OBJECTIVE A: In the rows, reproduce verbatim the part that opens with the line containing "more-options-icon[interactable] bbox=[1120, 44, 1150, 54]" and closes with the line containing "quoted-text: every career".

DOCUMENT TEXT:
######

Trump said his committee’s amendments to the bill — downsizing it from roughly 400 pages to a couple — was an effort to not let the conversation “wither and die on the vine.”
The sentencing commission that the bill was referred to was created during the 2020 legislative session.
The commission is a 13-member body under the state Department of Homeland Security’s Division of Justice and Community Services. It consists of prosecutors, public defenders, law enforcement representatives, public officials and those from the Division of Corrections and Rehabilitation.
House Concurrent Resolution 106, introduced Thursday and referred to the House Rules Committee, would also involve members of the Joint Government and Finance Committee in this effort.
But, both chambers must adopt the amendment, should it pass out of the rules committee. The effort has until Saturday.
As it passed the House, the bill revamped most of the offenses in Chapter 61 of state code for “crimes and their punishment.”
Most notably, the bill proposed changes to how people should be sentenced or fined for their crimes.
At present, most of the crimes listed in state code come with their own required jail time and fines for a judge to impose. A majority of these sentences are “indeterminate,” and include the minimum number of years that someone has to wait before they’re parole eligible, along with the maximum amount of time someone might have to spend behind bars.
House Bill 2017 replaced all of the indeterminate sentences with a series of “determinate” options. The legislation offers more discretion to judges than what currently exists by handing them a span of years they can pick from, depending on the severity of the crime.

######

Rows from a dataset:
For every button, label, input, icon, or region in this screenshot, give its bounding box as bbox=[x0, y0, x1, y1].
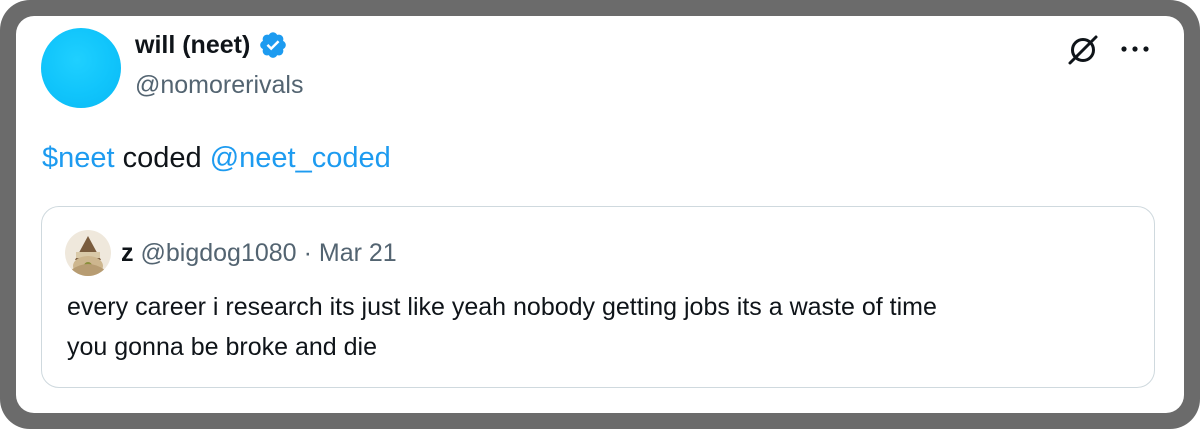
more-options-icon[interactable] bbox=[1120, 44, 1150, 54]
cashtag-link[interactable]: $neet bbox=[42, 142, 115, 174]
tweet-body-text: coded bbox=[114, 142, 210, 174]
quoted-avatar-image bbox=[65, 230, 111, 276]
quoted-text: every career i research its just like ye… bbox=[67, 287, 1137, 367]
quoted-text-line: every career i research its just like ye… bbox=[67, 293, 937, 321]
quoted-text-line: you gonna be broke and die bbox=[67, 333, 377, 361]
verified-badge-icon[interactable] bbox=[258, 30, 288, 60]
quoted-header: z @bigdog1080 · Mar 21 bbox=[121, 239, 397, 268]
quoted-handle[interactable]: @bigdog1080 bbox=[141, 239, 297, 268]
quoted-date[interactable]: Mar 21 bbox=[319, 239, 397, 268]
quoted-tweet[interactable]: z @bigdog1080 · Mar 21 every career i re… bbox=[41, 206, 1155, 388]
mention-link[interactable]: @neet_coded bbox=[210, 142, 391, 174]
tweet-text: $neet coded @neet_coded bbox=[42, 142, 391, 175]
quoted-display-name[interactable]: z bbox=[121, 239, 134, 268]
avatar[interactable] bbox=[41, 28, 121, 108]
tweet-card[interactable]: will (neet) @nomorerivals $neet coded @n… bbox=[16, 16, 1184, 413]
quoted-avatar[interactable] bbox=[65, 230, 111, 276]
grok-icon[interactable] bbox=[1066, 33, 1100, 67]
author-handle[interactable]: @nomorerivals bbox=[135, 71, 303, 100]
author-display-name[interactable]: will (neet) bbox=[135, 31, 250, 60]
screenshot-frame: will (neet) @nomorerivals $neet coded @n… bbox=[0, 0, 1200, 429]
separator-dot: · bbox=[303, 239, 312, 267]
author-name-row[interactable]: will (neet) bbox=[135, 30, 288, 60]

######

OBJECTIVE B: In the sentencing bill text, take the part that opens with the words "House Concurrent Resolution" and closes with "for their crimes.", and write it out with "chambers" swapped for "houses".

TASK OUTPUT A:
more-options-icon[interactable] bbox=[1120, 44, 1150, 54]
cashtag-link[interactable]: $neet bbox=[42, 142, 115, 174]
tweet-body-text: coded bbox=[114, 142, 210, 174]
quoted-avatar-image bbox=[65, 230, 111, 276]
quoted-text: every career i research its just like ye… bbox=[67, 287, 1137, 367]

TASK OUTPUT B:
House Concurrent Resolution 106, introduced Thursday and referred to the House Rules Committee, would also involve members of the Joint Government and Finance Committee in this effort.
But, both houses must adopt the amendment, should it pass out of the rules committee. The effort has until Saturday.
As it passed the House, the bill revamped most of the offenses in Chapter 61 of state code for “crimes and their punishment.”
Most notably, the bill proposed changes to how people should be sentenced or fined for their crimes.